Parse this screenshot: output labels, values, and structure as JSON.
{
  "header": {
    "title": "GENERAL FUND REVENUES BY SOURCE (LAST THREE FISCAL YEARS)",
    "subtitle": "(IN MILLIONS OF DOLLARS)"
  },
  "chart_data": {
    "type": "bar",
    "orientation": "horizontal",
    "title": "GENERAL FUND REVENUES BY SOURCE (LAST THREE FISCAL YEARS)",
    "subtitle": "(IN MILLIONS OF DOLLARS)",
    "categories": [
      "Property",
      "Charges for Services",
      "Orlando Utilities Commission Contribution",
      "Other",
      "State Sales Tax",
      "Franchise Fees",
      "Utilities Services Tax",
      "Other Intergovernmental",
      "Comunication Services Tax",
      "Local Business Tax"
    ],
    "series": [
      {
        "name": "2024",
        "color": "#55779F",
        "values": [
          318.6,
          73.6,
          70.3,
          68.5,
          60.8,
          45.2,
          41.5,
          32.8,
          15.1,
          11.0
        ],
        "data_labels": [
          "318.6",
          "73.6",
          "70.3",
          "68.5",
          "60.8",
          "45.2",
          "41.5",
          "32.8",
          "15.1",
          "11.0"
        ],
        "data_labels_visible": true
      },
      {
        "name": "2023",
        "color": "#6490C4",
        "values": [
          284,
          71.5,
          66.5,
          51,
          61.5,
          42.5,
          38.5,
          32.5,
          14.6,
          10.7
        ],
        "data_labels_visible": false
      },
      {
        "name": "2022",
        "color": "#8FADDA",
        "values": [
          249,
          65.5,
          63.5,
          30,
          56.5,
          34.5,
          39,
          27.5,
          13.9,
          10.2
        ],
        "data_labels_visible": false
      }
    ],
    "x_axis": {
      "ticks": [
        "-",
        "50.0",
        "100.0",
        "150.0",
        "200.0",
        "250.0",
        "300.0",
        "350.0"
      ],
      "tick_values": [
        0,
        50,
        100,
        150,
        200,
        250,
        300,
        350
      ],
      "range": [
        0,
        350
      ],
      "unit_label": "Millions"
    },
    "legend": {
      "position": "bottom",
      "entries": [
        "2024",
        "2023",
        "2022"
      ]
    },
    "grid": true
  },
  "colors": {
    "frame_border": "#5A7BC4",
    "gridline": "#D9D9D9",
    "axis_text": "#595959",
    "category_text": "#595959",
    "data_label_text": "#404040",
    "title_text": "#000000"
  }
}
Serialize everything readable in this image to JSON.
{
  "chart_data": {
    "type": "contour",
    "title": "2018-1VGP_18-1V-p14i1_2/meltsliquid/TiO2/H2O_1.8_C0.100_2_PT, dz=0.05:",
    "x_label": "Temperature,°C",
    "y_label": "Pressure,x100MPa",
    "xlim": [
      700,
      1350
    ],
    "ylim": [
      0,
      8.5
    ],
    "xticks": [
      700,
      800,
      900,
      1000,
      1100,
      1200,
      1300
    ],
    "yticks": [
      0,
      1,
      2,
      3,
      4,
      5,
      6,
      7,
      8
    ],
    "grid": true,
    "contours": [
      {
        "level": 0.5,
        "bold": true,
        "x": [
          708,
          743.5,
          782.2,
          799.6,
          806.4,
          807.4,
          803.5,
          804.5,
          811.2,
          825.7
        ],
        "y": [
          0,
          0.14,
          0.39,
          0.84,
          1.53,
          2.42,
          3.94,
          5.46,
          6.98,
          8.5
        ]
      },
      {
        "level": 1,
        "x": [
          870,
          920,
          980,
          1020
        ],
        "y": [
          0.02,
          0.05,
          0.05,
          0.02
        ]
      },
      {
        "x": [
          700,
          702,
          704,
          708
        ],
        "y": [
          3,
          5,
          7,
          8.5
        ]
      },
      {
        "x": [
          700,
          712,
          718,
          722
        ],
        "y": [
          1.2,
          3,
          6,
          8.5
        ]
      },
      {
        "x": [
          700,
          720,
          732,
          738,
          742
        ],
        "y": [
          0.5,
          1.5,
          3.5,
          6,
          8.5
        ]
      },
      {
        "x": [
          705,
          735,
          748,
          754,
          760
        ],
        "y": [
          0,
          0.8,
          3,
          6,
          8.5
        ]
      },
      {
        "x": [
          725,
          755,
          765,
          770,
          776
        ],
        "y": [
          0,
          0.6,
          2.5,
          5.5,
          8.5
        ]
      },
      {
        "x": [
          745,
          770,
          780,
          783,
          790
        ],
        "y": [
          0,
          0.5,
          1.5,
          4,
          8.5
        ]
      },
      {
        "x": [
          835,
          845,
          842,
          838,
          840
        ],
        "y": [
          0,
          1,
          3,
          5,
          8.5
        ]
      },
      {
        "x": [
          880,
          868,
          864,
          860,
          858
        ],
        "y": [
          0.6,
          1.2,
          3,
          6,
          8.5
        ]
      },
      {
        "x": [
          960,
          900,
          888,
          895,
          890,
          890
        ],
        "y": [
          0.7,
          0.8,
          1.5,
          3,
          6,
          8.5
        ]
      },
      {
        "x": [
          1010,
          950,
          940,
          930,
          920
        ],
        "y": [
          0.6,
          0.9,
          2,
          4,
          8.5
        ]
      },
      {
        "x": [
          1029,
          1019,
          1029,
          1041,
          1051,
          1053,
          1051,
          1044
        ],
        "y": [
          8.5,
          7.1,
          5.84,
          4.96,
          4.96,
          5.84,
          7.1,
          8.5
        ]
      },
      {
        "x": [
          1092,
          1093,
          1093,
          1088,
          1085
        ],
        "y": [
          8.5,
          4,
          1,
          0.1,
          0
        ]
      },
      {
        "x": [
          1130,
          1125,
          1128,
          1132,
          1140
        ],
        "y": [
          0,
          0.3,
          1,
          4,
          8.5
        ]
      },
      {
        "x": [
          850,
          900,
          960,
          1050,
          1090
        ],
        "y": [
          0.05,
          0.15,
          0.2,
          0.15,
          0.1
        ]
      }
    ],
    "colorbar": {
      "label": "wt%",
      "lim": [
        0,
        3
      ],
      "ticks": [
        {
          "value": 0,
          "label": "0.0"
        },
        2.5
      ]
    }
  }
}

*What is required:* Please restate the records in full, word for word.

*Full answer:*
Parse this screenshot: output labels, values, and structure as JSON.
{
  "header": {
    "title": "GENERAL FUND REVENUES BY SOURCE (LAST THREE FISCAL YEARS)",
    "subtitle": "(IN MILLIONS OF DOLLARS)"
  },
  "chart_data": {
    "type": "bar",
    "orientation": "horizontal",
    "title": "GENERAL FUND REVENUES BY SOURCE (LAST THREE FISCAL YEARS)",
    "subtitle": "(IN MILLIONS OF DOLLARS)",
    "categories": [
      "Property",
      "Charges for Services",
      "Orlando Utilities Commission Contribution",
      "Other",
      "State Sales Tax",
      "Franchise Fees",
      "Utilities Services Tax",
      "Other Intergovernmental",
      "Comunication Services Tax",
      "Local Business Tax"
    ],
    "series": [
      {
        "name": "2024",
        "color": "#55779F",
        "values": [
          318.6,
          73.6,
          70.3,
          68.5,
          60.8,
          45.2,
          41.5,
          32.8,
          15.1,
          11.0
        ],
        "data_labels": [
          "318.6",
          "73.6",
          "70.3",
          "68.5",
          "60.8",
          "45.2",
          "41.5",
          "32.8",
          "15.1",
          "11.0"
        ],
        "data_labels_visible": true
      },
      {
        "name": "2023",
        "color": "#6490C4",
        "values": [
          284,
          71.5,
          66.5,
          51,
          61.5,
          42.5,
          38.5,
          32.5,
          14.6,
          10.7
        ],
        "data_labels_visible": false
      },
      {
        "name": "2022",
        "color": "#8FADDA",
        "values": [
          249,
          65.5,
          63.5,
          30,
          56.5,
          34.5,
          39,
          27.5,
          13.9,
          10.2
        ],
        "data_labels_visible": false
      }
    ],
    "x_axis": {
      "ticks": [
        "-",
        "50.0",
        "100.0",
        "150.0",
        "200.0",
        "250.0",
        "300.0",
        "350.0"
      ],
      "tick_values": [
        0,
        50,
        100,
        150,
        200,
        250,
        300,
        350
      ],
      "range": [
        0,
        350
      ],
      "unit_label": "Millions"
    },
    "legend": {
      "position": "bottom",
      "entries": [
        "2024",
        "2023",
        "2022"
      ]
    },
    "grid": true
  },
  "colors": {
    "frame_border": "#5A7BC4",
    "gridline": "#D9D9D9",
    "axis_text": "#595959",
    "category_text": "#595959",
    "data_label_text": "#404040",
    "title_text": "#000000"
  }
}
Serialize everything readable in this image to JSON.
{
  "chart_data": {
    "type": "contour",
    "title": "2018-1VGP_18-1V-p14i1_2/meltsliquid/TiO2/H2O_1.8_C0.100_2_PT, dz=0.05:",
    "x_label": "Temperature,°C",
    "y_label": "Pressure,x100MPa",
    "xlim": [
      700,
      1350
    ],
    "ylim": [
      0,
      8.5
    ],
    "xticks": [
      700,
      800,
      900,
      1000,
      1100,
      1200,
      1300
    ],
    "yticks": [
      0,
      1,
      2,
      3,
      4,
      5,
      6,
      7,
      8
    ],
    "grid": true,
    "contours": [
      {
        "level": 0.5,
        "bold": true,
        "x": [
          708,
          743.5,
          782.2,
          799.6,
          806.4,
          807.4,
          803.5,
          804.5,
          811.2,
          825.7
        ],
        "y": [
          0,
          0.14,
          0.39,
          0.84,
          1.53,
          2.42,
          3.94,
          5.46,
          6.98,
          8.5
        ]
      },
      {
        "level": 1,
        "x": [
          870,
          920,
          980,
          1020
        ],
        "y": [
          0.02,
          0.05,
          0.05,
          0.02
        ]
      },
      {
        "x": [
          700,
          702,
          704,
          708
        ],
        "y": [
          3,
          5,
          7,
          8.5
        ]
      },
      {
        "x": [
          700,
          712,
          718,
          722
        ],
        "y": [
          1.2,
          3,
          6,
          8.5
        ]
      },
      {
        "x": [
          700,
          720,
          732,
          738,
          742
        ],
        "y": [
          0.5,
          1.5,
          3.5,
          6,
          8.5
        ]
      },
      {
        "x": [
          705,
          735,
          748,
          754,
          760
        ],
        "y": [
          0,
          0.8,
          3,
          6,
          8.5
        ]
      },
      {
        "x": [
          725,
          755,
          765,
          770,
          776
        ],
        "y": [
          0,
          0.6,
          2.5,
          5.5,
          8.5
        ]
      },
      {
        "x": [
          745,
          770,
          780,
          783,
          790
        ],
        "y": [
          0,
          0.5,
          1.5,
          4,
          8.5
        ]
      },
      {
        "x": [
          835,
          845,
          842,
          838,
          840
        ],
        "y": [
          0,
          1,
          3,
          5,
          8.5
        ]
      },
      {
        "x": [
          880,
          868,
          864,
          860,
          858
        ],
        "y": [
          0.6,
          1.2,
          3,
          6,
          8.5
        ]
      },
      {
        "x": [
          960,
          900,
          888,
          895,
          890,
          890
        ],
        "y": [
          0.7,
          0.8,
          1.5,
          3,
          6,
          8.5
        ]
      },
      {
        "x": [
          1010,
          950,
          940,
          930,
          920
        ],
        "y": [
          0.6,
          0.9,
          2,
          4,
          8.5
        ]
      },
      {
        "x": [
          1029,
          1019,
          1029,
          1041,
          1051,
          1053,
          1051,
          1044
        ],
        "y": [
          8.5,
          7.1,
          5.84,
          4.96,
          4.96,
          5.84,
          7.1,
          8.5
        ]
      },
      {
        "x": [
          1092,
          1093,
          1093,
          1088,
          1085
        ],
        "y": [
          8.5,
          4,
          1,
          0.1,
          0
        ]
      },
      {
        "x": [
          1130,
          1125,
          1128,
          1132,
          1140
        ],
        "y": [
          0,
          0.3,
          1,
          4,
          8.5
        ]
      },
      {
        "x": [
          850,
          900,
          960,
          1050,
          1090
        ],
        "y": [
          0.05,
          0.15,
          0.2,
          0.15,
          0.1
        ]
      }
    ],
    "colorbar": {
      "label": "wt%",
      "lim": [
        0,
        3
      ],
      "ticks": [
        {
          "value": 0,
          "label": "0.0"
        },
        2.5
      ]
    }
  }
}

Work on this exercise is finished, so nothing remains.